Dataset records on visual material
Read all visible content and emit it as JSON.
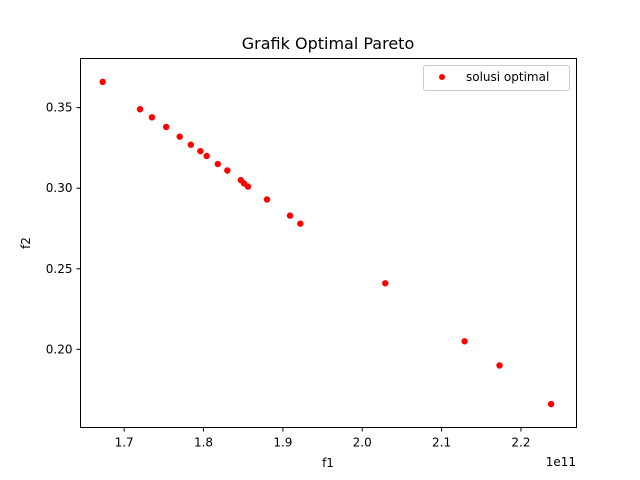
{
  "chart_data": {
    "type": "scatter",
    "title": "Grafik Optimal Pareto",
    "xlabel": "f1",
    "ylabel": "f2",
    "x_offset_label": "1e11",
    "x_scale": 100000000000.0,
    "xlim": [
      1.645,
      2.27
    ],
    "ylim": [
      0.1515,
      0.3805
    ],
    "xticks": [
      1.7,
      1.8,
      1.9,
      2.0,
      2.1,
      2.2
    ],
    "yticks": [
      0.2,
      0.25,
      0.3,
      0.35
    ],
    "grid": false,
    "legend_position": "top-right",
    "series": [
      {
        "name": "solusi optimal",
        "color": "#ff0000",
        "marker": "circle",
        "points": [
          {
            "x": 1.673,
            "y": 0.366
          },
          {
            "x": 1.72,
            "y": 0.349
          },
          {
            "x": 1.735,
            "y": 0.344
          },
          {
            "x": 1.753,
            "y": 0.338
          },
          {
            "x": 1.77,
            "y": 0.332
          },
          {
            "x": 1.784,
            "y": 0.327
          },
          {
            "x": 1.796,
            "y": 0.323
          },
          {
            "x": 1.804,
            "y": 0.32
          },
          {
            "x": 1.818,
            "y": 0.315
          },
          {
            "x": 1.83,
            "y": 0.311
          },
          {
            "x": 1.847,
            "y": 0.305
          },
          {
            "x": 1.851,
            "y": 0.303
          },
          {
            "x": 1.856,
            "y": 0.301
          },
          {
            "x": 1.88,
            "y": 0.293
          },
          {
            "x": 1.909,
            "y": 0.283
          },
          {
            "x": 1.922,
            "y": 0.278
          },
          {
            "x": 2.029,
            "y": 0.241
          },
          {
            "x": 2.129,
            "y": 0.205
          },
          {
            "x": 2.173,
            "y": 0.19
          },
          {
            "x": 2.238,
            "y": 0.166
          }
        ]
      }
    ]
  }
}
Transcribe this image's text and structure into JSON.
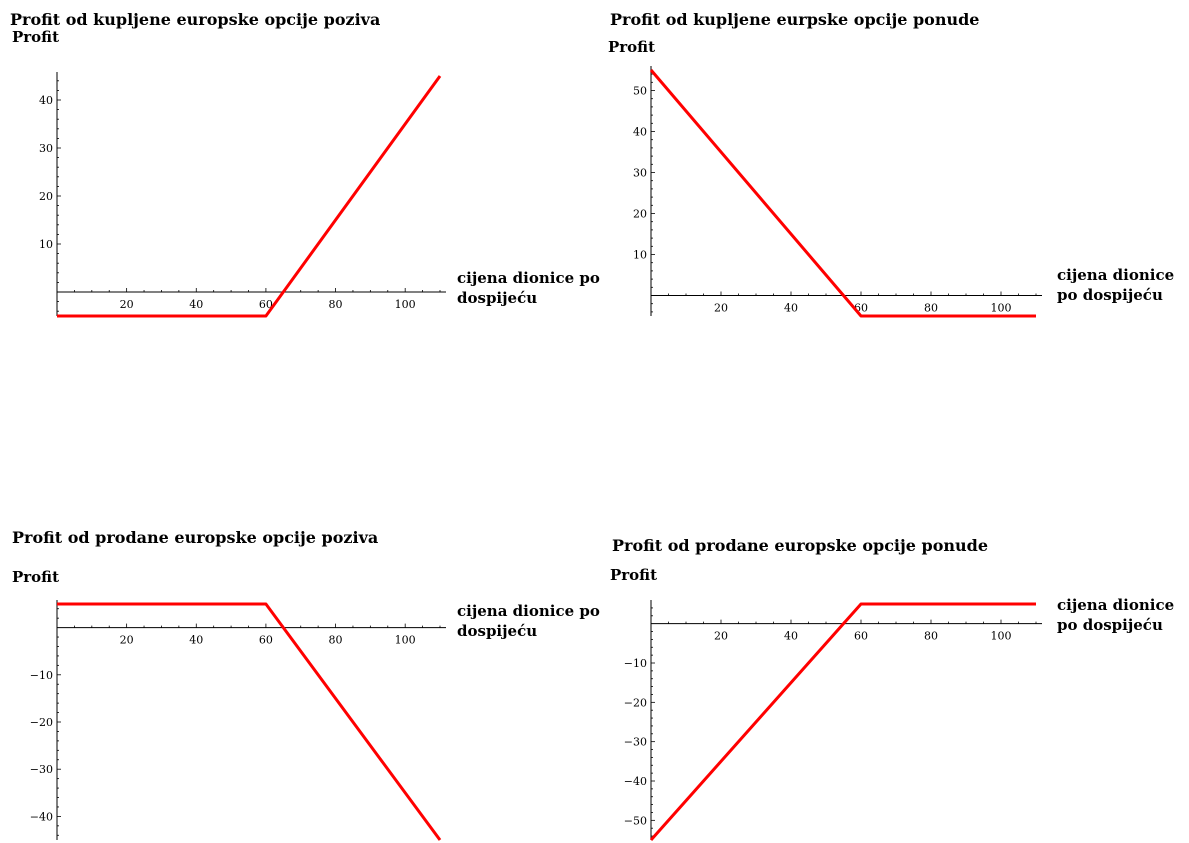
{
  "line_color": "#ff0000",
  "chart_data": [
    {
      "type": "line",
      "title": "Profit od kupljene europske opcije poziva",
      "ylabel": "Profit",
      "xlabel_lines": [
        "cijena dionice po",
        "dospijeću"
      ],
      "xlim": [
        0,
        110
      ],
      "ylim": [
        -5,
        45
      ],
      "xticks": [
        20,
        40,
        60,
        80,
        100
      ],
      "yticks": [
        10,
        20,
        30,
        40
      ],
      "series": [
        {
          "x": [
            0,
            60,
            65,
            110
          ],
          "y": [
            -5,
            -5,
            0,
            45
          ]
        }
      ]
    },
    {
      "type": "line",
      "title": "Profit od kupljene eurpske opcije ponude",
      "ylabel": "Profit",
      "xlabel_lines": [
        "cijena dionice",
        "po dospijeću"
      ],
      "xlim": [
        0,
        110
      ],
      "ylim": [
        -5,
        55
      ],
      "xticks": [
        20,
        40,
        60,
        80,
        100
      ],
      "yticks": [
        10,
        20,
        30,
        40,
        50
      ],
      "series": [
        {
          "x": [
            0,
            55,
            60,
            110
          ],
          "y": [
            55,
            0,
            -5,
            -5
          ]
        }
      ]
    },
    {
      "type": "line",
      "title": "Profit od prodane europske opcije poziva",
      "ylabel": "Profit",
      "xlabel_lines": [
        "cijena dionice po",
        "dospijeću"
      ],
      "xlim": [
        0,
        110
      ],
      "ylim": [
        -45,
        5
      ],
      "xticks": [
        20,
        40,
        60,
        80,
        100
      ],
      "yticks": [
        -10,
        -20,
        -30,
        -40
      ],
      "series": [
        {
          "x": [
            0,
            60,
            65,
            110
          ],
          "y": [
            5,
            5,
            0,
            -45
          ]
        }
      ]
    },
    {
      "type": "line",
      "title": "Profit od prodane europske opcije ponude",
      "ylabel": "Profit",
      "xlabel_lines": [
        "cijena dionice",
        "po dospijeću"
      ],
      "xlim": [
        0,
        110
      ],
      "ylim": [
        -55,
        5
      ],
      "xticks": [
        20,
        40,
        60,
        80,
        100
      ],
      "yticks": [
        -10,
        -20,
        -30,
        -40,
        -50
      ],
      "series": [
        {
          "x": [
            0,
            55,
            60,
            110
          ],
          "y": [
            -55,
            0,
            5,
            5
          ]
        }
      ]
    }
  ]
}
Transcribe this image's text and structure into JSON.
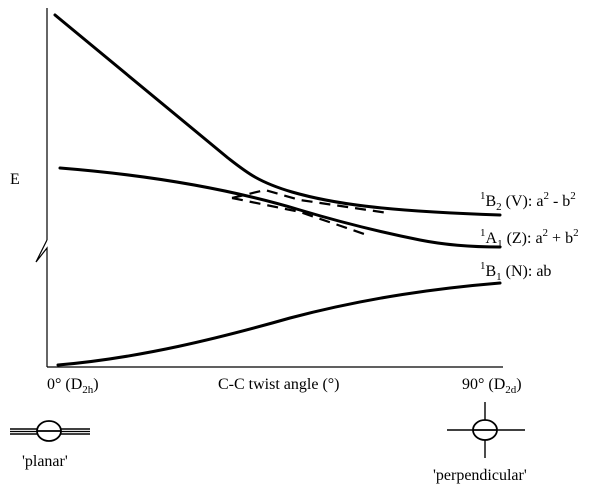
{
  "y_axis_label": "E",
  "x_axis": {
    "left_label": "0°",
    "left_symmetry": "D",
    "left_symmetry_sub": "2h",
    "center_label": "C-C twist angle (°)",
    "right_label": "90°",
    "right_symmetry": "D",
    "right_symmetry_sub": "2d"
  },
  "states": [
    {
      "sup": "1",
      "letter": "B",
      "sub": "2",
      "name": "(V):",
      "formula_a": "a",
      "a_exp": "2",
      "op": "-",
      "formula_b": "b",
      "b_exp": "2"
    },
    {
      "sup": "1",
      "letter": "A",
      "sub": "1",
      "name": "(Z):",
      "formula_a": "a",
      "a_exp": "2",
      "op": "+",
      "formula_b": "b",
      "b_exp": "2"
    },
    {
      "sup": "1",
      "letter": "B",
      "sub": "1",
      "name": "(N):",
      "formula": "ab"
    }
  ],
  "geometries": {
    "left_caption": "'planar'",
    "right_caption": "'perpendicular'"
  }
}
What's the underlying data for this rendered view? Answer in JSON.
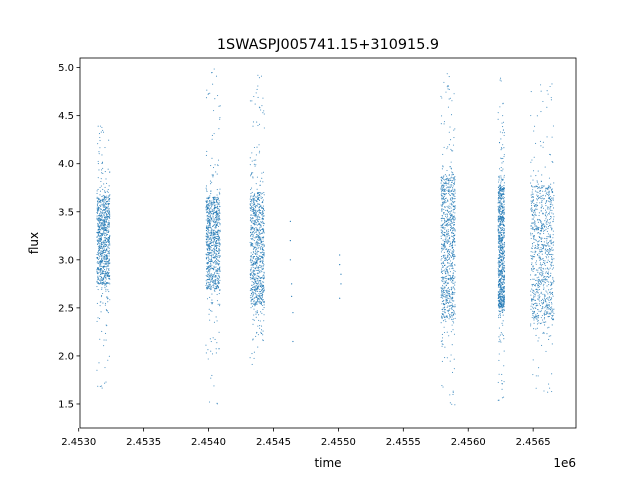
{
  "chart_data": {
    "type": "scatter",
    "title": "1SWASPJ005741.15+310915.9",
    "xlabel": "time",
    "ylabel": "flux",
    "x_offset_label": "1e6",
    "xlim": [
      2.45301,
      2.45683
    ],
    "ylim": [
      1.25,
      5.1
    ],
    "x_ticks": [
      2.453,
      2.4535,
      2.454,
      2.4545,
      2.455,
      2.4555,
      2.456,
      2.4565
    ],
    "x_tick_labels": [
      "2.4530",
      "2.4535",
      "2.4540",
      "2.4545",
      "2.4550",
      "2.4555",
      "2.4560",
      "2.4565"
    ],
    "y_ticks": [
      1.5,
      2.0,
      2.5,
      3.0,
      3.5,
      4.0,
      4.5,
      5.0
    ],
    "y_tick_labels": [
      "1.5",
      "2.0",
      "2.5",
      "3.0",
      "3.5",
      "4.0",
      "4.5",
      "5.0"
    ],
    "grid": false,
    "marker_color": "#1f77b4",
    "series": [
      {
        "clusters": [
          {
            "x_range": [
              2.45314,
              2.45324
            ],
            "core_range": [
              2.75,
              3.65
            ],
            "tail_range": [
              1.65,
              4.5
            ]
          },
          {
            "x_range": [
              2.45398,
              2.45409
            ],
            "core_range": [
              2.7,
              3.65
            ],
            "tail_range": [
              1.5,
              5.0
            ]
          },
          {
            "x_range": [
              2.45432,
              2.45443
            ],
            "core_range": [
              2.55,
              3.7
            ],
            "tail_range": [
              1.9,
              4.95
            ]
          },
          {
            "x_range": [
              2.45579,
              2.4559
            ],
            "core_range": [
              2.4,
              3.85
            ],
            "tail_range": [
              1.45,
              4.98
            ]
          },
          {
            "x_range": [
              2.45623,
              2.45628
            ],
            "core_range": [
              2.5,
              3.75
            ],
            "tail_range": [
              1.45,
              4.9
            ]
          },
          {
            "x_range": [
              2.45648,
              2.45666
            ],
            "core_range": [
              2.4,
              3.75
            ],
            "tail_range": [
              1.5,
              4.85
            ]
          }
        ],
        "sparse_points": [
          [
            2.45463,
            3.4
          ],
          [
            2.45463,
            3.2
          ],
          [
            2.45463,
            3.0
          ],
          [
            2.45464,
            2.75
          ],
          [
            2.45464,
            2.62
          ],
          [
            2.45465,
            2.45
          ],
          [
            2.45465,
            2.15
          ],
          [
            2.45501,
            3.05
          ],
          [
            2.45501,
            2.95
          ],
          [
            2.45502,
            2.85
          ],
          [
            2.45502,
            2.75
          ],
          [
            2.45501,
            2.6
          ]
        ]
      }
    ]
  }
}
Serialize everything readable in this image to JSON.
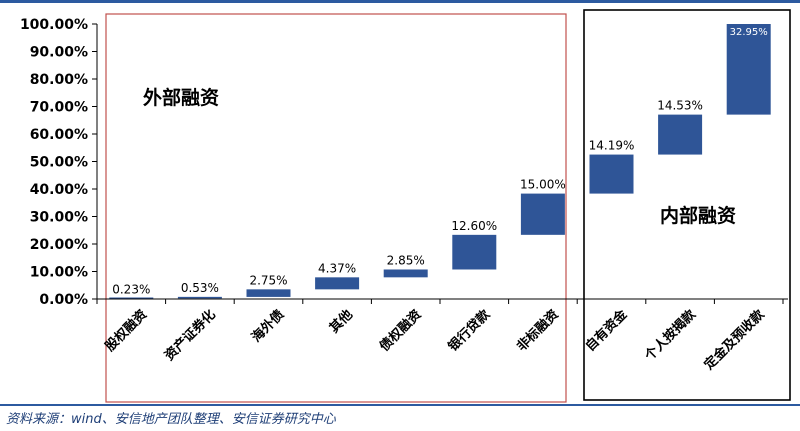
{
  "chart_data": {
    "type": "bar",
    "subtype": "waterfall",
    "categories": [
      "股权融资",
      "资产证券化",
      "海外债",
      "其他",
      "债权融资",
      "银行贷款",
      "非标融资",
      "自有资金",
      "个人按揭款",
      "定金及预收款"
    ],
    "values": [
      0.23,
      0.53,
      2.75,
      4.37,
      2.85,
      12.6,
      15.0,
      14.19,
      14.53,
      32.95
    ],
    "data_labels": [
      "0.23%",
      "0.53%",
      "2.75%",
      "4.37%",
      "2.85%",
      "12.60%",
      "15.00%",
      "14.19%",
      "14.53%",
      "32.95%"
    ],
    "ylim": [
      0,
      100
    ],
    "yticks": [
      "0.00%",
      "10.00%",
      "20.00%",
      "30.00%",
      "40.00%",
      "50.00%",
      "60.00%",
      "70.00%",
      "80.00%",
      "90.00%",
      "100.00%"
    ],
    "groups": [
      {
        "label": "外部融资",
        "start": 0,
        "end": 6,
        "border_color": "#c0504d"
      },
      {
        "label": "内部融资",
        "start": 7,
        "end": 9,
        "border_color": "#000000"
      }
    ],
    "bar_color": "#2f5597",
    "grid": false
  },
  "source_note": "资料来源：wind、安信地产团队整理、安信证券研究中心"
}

#### EXERCISE BRIEF:
Using the listing above, return all lines where the word "name" occurs.

#### EXERCISE ANSWER:
        "name": "solusi optimal",
      "name": "(V):",
      "name": "(Z):",
      "name": "(N):",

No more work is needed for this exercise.